_Work to be completed_. Output all of the records exactly as written.

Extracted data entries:
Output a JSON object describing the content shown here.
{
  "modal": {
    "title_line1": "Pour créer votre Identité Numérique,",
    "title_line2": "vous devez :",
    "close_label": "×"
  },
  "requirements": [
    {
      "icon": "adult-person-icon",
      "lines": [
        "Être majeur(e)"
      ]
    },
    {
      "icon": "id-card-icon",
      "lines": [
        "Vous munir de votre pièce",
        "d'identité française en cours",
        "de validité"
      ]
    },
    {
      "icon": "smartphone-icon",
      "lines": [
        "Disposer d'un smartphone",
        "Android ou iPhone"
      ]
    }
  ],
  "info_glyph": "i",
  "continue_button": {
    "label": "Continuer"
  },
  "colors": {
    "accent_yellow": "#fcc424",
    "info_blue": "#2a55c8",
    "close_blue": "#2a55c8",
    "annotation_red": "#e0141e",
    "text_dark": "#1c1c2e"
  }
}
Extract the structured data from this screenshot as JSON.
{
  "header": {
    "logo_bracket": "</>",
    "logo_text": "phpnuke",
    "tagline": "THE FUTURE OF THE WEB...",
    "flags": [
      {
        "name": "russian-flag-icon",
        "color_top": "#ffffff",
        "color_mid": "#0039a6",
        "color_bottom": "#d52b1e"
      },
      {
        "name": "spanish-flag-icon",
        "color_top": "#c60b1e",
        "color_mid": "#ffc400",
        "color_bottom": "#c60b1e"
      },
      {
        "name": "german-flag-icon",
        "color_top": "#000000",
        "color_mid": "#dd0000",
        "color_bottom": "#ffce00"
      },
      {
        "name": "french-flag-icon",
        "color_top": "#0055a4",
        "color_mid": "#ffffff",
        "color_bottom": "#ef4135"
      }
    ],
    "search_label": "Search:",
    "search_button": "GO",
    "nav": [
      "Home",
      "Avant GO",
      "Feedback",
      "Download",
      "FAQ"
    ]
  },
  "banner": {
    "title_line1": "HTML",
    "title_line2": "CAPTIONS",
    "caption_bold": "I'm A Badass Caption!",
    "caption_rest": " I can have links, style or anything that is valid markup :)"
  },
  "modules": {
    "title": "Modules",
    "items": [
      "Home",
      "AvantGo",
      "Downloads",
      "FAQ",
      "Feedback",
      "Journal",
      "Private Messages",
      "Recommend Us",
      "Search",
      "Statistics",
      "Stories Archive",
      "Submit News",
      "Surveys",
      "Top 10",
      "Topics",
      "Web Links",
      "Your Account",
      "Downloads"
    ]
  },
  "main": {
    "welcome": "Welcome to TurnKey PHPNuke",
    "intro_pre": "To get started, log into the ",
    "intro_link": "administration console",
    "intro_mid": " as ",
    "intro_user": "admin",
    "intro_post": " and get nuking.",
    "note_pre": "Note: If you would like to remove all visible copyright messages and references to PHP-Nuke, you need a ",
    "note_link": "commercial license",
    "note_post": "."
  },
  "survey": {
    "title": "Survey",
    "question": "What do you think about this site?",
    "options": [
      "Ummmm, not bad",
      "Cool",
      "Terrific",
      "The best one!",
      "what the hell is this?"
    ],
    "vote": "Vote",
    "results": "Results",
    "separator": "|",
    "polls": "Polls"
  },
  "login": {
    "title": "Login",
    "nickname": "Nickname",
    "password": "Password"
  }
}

_Output for this task_.
Output a JSON object describing the content shown here.
{
  "modal": {
    "title_line1": "Pour créer votre Identité Numérique,",
    "title_line2": "vous devez :",
    "close_label": "×"
  },
  "requirements": [
    {
      "icon": "adult-person-icon",
      "lines": [
        "Être majeur(e)"
      ]
    },
    {
      "icon": "id-card-icon",
      "lines": [
        "Vous munir de votre pièce",
        "d'identité française en cours",
        "de validité"
      ]
    },
    {
      "icon": "smartphone-icon",
      "lines": [
        "Disposer d'un smartphone",
        "Android ou iPhone"
      ]
    }
  ],
  "info_glyph": "i",
  "continue_button": {
    "label": "Continuer"
  },
  "colors": {
    "accent_yellow": "#fcc424",
    "info_blue": "#2a55c8",
    "close_blue": "#2a55c8",
    "annotation_red": "#e0141e",
    "text_dark": "#1c1c2e"
  }
}
Extract the structured data from this screenshot as JSON.
{
  "header": {
    "logo_bracket": "</>",
    "logo_text": "phpnuke",
    "tagline": "THE FUTURE OF THE WEB...",
    "flags": [
      {
        "name": "russian-flag-icon",
        "color_top": "#ffffff",
        "color_mid": "#0039a6",
        "color_bottom": "#d52b1e"
      },
      {
        "name": "spanish-flag-icon",
        "color_top": "#c60b1e",
        "color_mid": "#ffc400",
        "color_bottom": "#c60b1e"
      },
      {
        "name": "german-flag-icon",
        "color_top": "#000000",
        "color_mid": "#dd0000",
        "color_bottom": "#ffce00"
      },
      {
        "name": "french-flag-icon",
        "color_top": "#0055a4",
        "color_mid": "#ffffff",
        "color_bottom": "#ef4135"
      }
    ],
    "search_label": "Search:",
    "search_button": "GO",
    "nav": [
      "Home",
      "Avant GO",
      "Feedback",
      "Download",
      "FAQ"
    ]
  },
  "banner": {
    "title_line1": "HTML",
    "title_line2": "CAPTIONS",
    "caption_bold": "I'm A Badass Caption!",
    "caption_rest": " I can have links, style or anything that is valid markup :)"
  },
  "modules": {
    "title": "Modules",
    "items": [
      "Home",
      "AvantGo",
      "Downloads",
      "FAQ",
      "Feedback",
      "Journal",
      "Private Messages",
      "Recommend Us",
      "Search",
      "Statistics",
      "Stories Archive",
      "Submit News",
      "Surveys",
      "Top 10",
      "Topics",
      "Web Links",
      "Your Account",
      "Downloads"
    ]
  },
  "main": {
    "welcome": "Welcome to TurnKey PHPNuke",
    "intro_pre": "To get started, log into the ",
    "intro_link": "administration console",
    "intro_mid": " as ",
    "intro_user": "admin",
    "intro_post": " and get nuking.",
    "note_pre": "Note: If you would like to remove all visible copyright messages and references to PHP-Nuke, you need a ",
    "note_link": "commercial license",
    "note_post": "."
  },
  "survey": {
    "title": "Survey",
    "question": "What do you think about this site?",
    "options": [
      "Ummmm, not bad",
      "Cool",
      "Terrific",
      "The best one!",
      "what the hell is this?"
    ],
    "vote": "Vote",
    "results": "Results",
    "separator": "|",
    "polls": "Polls"
  },
  "login": {
    "title": "Login",
    "nickname": "Nickname",
    "password": "Password"
  }
}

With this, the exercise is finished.